▶ REQUIREMENTS:
From the listing below, count the lines where the string "color" occurs. Give the number, with no other words.

▶ PROVIDED ENTRIES:
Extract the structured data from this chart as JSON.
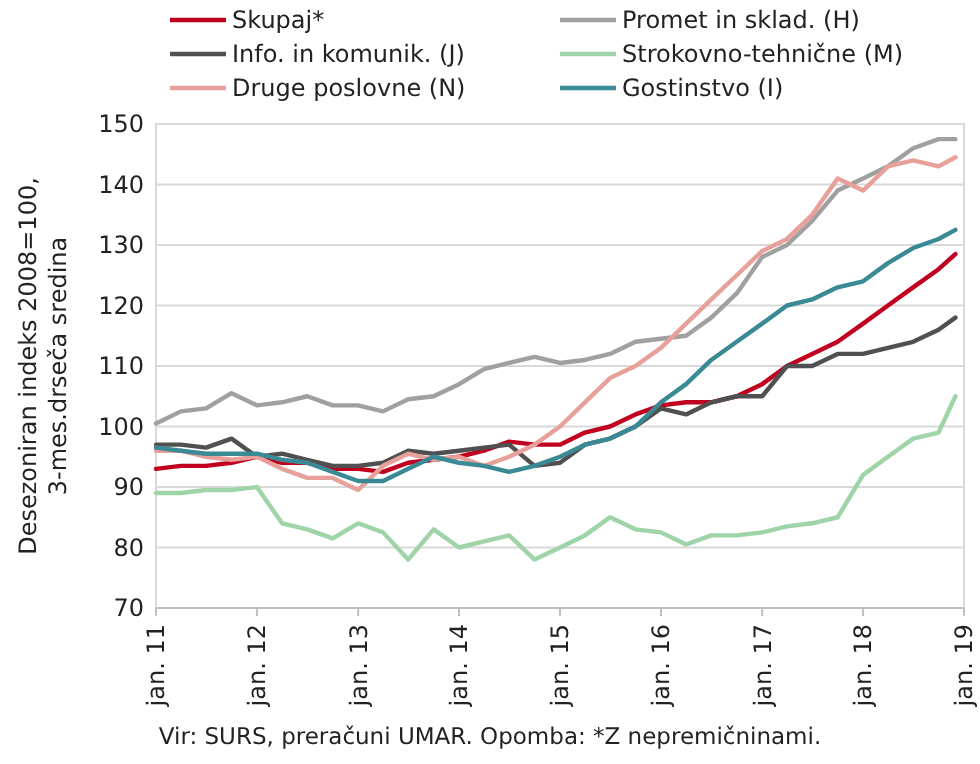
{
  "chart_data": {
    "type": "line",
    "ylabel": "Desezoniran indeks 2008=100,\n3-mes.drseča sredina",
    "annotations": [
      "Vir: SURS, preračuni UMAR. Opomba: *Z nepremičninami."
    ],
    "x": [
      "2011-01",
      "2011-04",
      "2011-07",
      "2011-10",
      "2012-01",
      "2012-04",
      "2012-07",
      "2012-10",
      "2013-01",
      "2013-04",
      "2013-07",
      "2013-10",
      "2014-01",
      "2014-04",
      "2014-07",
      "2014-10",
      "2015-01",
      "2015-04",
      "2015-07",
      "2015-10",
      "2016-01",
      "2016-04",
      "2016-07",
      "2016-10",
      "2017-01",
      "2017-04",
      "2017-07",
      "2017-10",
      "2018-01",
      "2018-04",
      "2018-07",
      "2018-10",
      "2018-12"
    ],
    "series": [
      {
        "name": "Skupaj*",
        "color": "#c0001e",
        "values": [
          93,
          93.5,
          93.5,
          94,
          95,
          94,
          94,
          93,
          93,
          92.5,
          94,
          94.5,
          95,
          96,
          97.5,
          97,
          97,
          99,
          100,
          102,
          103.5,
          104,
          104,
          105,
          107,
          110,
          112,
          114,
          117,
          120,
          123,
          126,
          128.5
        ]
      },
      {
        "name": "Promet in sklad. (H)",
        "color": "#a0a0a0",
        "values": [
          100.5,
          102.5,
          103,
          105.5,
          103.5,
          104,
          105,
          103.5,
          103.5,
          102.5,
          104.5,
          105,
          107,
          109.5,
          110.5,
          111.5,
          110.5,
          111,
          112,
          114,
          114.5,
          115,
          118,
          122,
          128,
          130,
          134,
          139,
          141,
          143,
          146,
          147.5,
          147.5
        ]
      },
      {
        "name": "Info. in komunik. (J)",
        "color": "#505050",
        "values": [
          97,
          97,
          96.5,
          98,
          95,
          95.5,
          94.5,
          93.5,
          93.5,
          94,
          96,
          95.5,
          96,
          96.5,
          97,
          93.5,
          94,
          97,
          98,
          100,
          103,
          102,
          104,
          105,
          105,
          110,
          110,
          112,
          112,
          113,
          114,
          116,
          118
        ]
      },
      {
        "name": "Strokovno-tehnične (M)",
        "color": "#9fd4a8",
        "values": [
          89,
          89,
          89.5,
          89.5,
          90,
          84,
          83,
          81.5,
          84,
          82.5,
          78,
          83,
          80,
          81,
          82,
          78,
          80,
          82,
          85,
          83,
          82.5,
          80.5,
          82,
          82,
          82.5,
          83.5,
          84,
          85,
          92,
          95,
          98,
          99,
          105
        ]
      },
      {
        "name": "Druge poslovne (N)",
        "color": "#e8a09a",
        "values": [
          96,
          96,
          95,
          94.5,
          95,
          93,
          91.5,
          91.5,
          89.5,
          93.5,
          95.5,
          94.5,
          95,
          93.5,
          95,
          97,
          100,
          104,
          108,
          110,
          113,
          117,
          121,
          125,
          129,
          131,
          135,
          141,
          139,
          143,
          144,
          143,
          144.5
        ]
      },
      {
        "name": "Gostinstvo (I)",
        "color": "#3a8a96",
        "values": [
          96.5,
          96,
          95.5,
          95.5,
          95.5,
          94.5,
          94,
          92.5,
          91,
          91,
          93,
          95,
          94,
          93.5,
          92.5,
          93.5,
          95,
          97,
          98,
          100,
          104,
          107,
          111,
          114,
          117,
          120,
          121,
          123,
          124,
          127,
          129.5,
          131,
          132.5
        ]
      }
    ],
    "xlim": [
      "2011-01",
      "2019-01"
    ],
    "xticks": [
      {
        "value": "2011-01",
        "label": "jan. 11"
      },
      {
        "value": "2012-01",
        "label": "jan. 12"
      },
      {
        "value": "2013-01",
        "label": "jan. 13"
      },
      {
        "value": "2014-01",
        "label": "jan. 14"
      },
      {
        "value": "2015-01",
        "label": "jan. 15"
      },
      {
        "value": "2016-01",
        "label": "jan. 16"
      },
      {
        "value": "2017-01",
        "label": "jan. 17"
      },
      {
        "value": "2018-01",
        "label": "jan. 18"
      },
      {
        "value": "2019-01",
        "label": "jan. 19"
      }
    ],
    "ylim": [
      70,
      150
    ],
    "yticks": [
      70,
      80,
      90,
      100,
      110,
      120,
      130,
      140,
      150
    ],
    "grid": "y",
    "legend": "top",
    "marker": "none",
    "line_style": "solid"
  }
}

---

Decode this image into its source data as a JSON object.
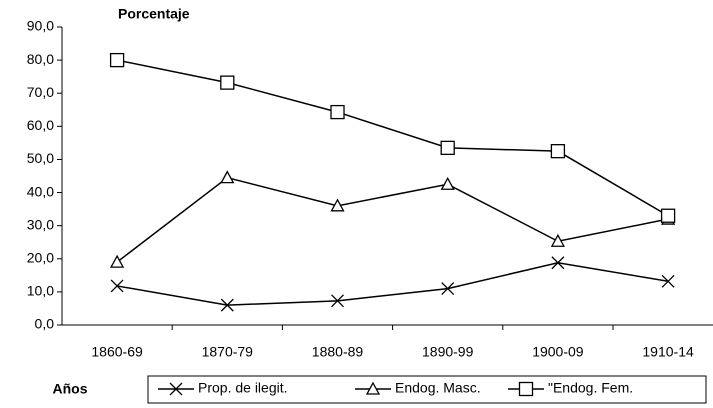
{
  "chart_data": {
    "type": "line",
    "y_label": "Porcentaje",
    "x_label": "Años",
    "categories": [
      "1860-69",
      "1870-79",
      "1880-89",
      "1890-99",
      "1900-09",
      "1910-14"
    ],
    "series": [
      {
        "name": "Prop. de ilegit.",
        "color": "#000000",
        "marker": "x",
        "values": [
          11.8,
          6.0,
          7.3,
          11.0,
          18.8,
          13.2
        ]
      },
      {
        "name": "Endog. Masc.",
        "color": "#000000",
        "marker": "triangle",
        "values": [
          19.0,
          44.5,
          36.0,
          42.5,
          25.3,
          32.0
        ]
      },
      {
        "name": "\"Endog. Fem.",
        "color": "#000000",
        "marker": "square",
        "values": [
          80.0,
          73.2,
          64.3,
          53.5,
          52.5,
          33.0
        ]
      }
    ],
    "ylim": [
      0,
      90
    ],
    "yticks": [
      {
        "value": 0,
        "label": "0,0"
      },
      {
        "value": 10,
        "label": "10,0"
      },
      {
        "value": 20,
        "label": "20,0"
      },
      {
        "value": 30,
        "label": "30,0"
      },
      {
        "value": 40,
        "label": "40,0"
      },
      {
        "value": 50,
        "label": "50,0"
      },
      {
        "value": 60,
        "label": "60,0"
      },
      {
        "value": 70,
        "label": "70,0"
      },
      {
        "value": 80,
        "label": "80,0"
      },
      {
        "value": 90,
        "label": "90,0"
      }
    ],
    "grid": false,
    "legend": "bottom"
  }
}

▶ RESPONSE TO THIS TASK:
9